Look through the listing below and report how many lines contain "BiOBr", as a bare number.
________
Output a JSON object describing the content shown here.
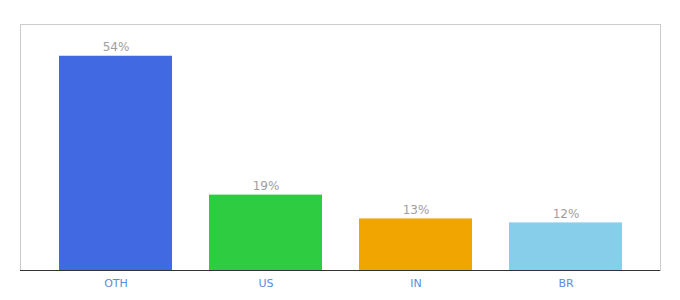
{
  "chart_data": {
    "type": "bar",
    "categories": [
      "OTH",
      "US",
      "IN",
      "BR"
    ],
    "values": [
      54,
      19,
      13,
      12
    ],
    "value_labels": [
      "54%",
      "19%",
      "13%",
      "12%"
    ],
    "data_labels": true,
    "colors": [
      "#4169e1",
      "#2ecc40",
      "#f0a500",
      "#87ceeb"
    ],
    "ylim": [
      0,
      62
    ],
    "tick_labels": "x",
    "grid": false
  }
}
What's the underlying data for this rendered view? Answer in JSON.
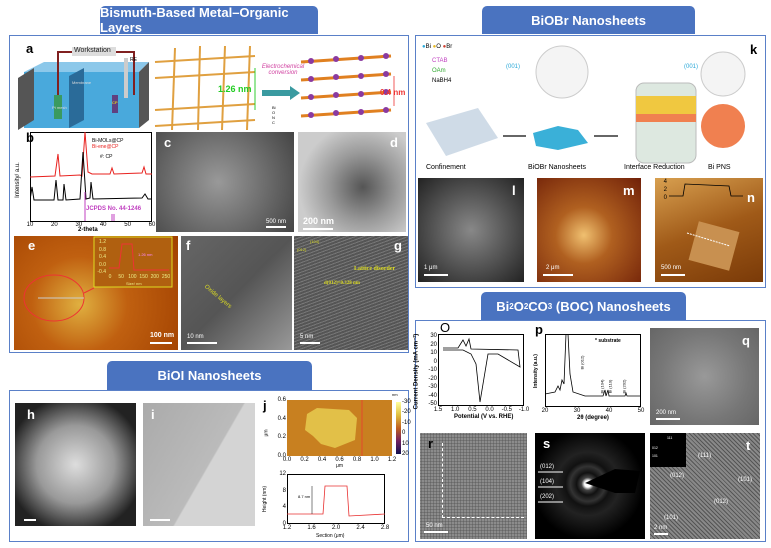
{
  "banners": {
    "mol": "Bismuth-Based Metal–Organic Layers",
    "biobr": "BiOBr Nanosheets",
    "boc_pre": "Bi",
    "boc_s1": "2",
    "boc_mid": "O",
    "boc_s2": "2",
    "boc_mid2": "CO",
    "boc_s3": "3",
    "boc_post": " (BOC) Nanosheets",
    "bioi": "BiOI Nanosheets"
  },
  "panel_a": {
    "label": "a",
    "workstation": "Workstation",
    "re": "RE",
    "membrane": "Membrane",
    "pt_mesh": "Pt mesh",
    "we": "CP",
    "spacing1": "1.26 nm",
    "conversion": "Electrochemical conversion",
    "spacing2": "0.4 nm",
    "legend": [
      "Bi",
      "O",
      "N",
      "C"
    ]
  },
  "panel_b": {
    "label": "b",
    "xlabel": "2-theta",
    "ylabel": "Intensity/ a.u.",
    "xticks": [
      "10",
      "20",
      "30",
      "40",
      "50",
      "60"
    ],
    "legend": [
      "Bi-MOLs@CP",
      "Bi-ene@CP"
    ],
    "cp_note": "#: CP",
    "jcpds": "JCPDS No. 44-1246",
    "colors": {
      "mols": "#000000",
      "ene": "#e8211e",
      "ref": "#c040c0"
    }
  },
  "panel_c": {
    "label": "c",
    "scale": "500 nm"
  },
  "panel_d": {
    "label": "d",
    "scale": "200 nm"
  },
  "panel_e": {
    "label": "e",
    "scale": "100 nm",
    "inset_height": "1.26 nm",
    "inset_xlabel": "Size/ nm",
    "inset_ylabel": "Height/ nm",
    "inset_xticks": [
      "0",
      "50",
      "100",
      "150",
      "200",
      "250"
    ],
    "inset_yticks": [
      "1.2",
      "0.8",
      "0.4",
      "0.0",
      "-0.4"
    ]
  },
  "panel_f": {
    "label": "f",
    "scale": "10 nm",
    "note": "Oxide layers"
  },
  "panel_g": {
    "label": "g",
    "scale": "5 nm",
    "note": "Lattice disorder",
    "d_spacing": "d(012)=0.328 nm",
    "inset_104": "(104)",
    "inset_012": "(012)"
  },
  "panel_h": {
    "label": "h"
  },
  "panel_i": {
    "label": "i"
  },
  "panel_j": {
    "label": "j",
    "map_xticks": [
      "0.0",
      "0.2",
      "0.4",
      "0.6",
      "0.8",
      "1.0",
      "1.2"
    ],
    "map_yticks": [
      "0.6",
      "0.4",
      "0.2",
      "0.0"
    ],
    "map_xlabel": "μm",
    "map_ylabel": "μm",
    "colorbar_unit": "nm",
    "colorbar_ticks": [
      "-30",
      "-20",
      "-10",
      "0",
      "10",
      "20"
    ],
    "profile_xticks": [
      "1.2",
      "1.6",
      "2.0",
      "2.4",
      "2.8"
    ],
    "profile_yticks": [
      "12",
      "8",
      "4",
      "0"
    ],
    "profile_xlabel": "Section (μm)",
    "profile_ylabel": "Height (nm)",
    "step": "8.7 nm",
    "line_color": "#e83030"
  },
  "panel_k": {
    "label": "k",
    "legend_atoms": [
      "Bi",
      "O",
      "Br"
    ],
    "legend_colors": [
      "#2aa8d8",
      "#e8b820",
      "#d04030"
    ],
    "ctab": "CTAB",
    "oam": "OAm",
    "nabh4": "NaBH4",
    "facet1": "(001)",
    "facet2": "(001)",
    "steps": [
      "Confinement",
      "BiOBr Nanosheets",
      "Interface Reduction",
      "Bi PNS"
    ]
  },
  "panel_l": {
    "label": "l",
    "scale": "1 μm"
  },
  "panel_m": {
    "label": "m",
    "scale": "2 μm"
  },
  "panel_n": {
    "label": "n",
    "scale": "500 nm",
    "inset_yticks": [
      "4",
      "2",
      "0"
    ],
    "inset_ylabel": "nm"
  },
  "panel_o": {
    "label": "O",
    "xlabel": "Potential (V vs. RHE)",
    "ylabel": "Current Density (mA cm⁻²)",
    "xticks": [
      "1.5",
      "1.0",
      "0.5",
      "0.0",
      "-0.5",
      "-1.0"
    ],
    "yticks": [
      "30",
      "20",
      "10",
      "0",
      "-10",
      "-20",
      "-30",
      "-40",
      "-50"
    ]
  },
  "panel_p": {
    "label": "p",
    "xlabel": "2θ (degree)",
    "ylabel": "Intensity (a.u.)",
    "xticks": [
      "20",
      "30",
      "40",
      "50"
    ],
    "legend": "* substrate",
    "peaks": [
      "Bi (012)",
      "Bi (104)",
      "Bi (110)",
      "Bi (202)"
    ]
  },
  "panel_q": {
    "label": "q",
    "scale": "200 nm"
  },
  "panel_r": {
    "label": "r",
    "scale": "50 nm"
  },
  "panel_s": {
    "label": "s",
    "rings": [
      "(012)",
      "(104)",
      "(202)"
    ]
  },
  "panel_t": {
    "label": "t",
    "scale": "2 nm",
    "planes": [
      "(111)",
      "(012)",
      "(101)",
      "(012)",
      "(101)"
    ],
    "inset_spots": [
      "111",
      "012",
      "101"
    ]
  }
}
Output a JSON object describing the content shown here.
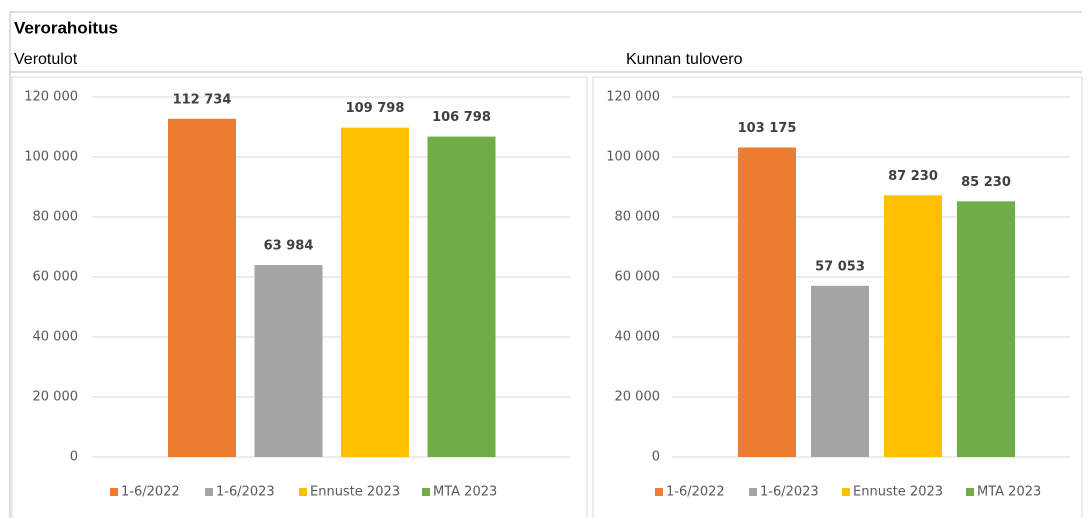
{
  "title": "Verorahoitus",
  "chart_data": [
    {
      "type": "bar",
      "title": "Verotulot",
      "categories": [
        null
      ],
      "series": [
        {
          "name": "1-6/2022",
          "color": "#ED7D31",
          "values": [
            112734
          ],
          "value_labels": [
            "112 734"
          ]
        },
        {
          "name": "1-6/2023",
          "color": "#A5A5A5",
          "values": [
            63984
          ],
          "value_labels": [
            "63 984"
          ]
        },
        {
          "name": "Ennuste 2023",
          "color": "#FFC000",
          "values": [
            109798
          ],
          "value_labels": [
            "109 798"
          ]
        },
        {
          "name": "MTA 2023",
          "color": "#70AD47",
          "values": [
            106798
          ],
          "value_labels": [
            "106 798"
          ]
        }
      ],
      "ylim": [
        0,
        120000
      ],
      "yticks": [
        0,
        {
          "value": 20000,
          "label": "20 000"
        },
        {
          "value": 40000,
          "label": "40 000"
        },
        {
          "value": 60000,
          "label": "60 000"
        },
        {
          "value": 80000,
          "label": "80 000"
        },
        {
          "value": 100000,
          "label": "100 000"
        },
        {
          "value": 120000,
          "label": "120 000"
        }
      ],
      "grid": true,
      "legend": "bottom"
    },
    {
      "type": "bar",
      "title": "Kunnan tulovero",
      "categories": [
        null
      ],
      "series": [
        {
          "name": "1-6/2022",
          "color": "#ED7D31",
          "values": [
            103175
          ],
          "value_labels": [
            "103 175"
          ]
        },
        {
          "name": "1-6/2023",
          "color": "#A5A5A5",
          "values": [
            57053
          ],
          "value_labels": [
            "57 053"
          ]
        },
        {
          "name": "Ennuste 2023",
          "color": "#FFC000",
          "values": [
            87230
          ],
          "value_labels": [
            "87 230"
          ]
        },
        {
          "name": "MTA 2023",
          "color": "#70AD47",
          "values": [
            85230
          ],
          "value_labels": [
            "85 230"
          ]
        }
      ],
      "ylim": [
        0,
        120000
      ],
      "yticks": [
        0,
        {
          "value": 20000,
          "label": "20 000"
        },
        {
          "value": 40000,
          "label": "40 000"
        },
        {
          "value": 60000,
          "label": "60 000"
        },
        {
          "value": 80000,
          "label": "80 000"
        },
        {
          "value": 100000,
          "label": "100 000"
        },
        {
          "value": 120000,
          "label": "120 000"
        }
      ],
      "grid": true,
      "legend": "bottom"
    }
  ]
}
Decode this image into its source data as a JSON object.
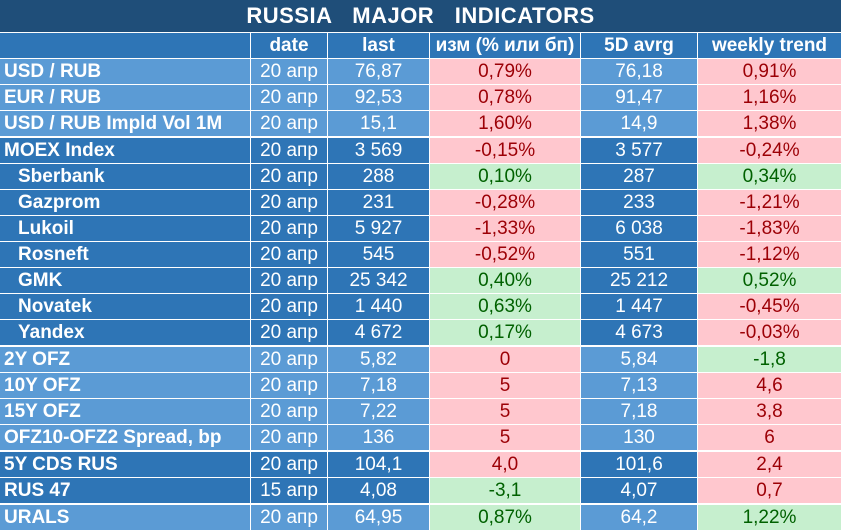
________
- _RESPONSE TO THIS TASK_
2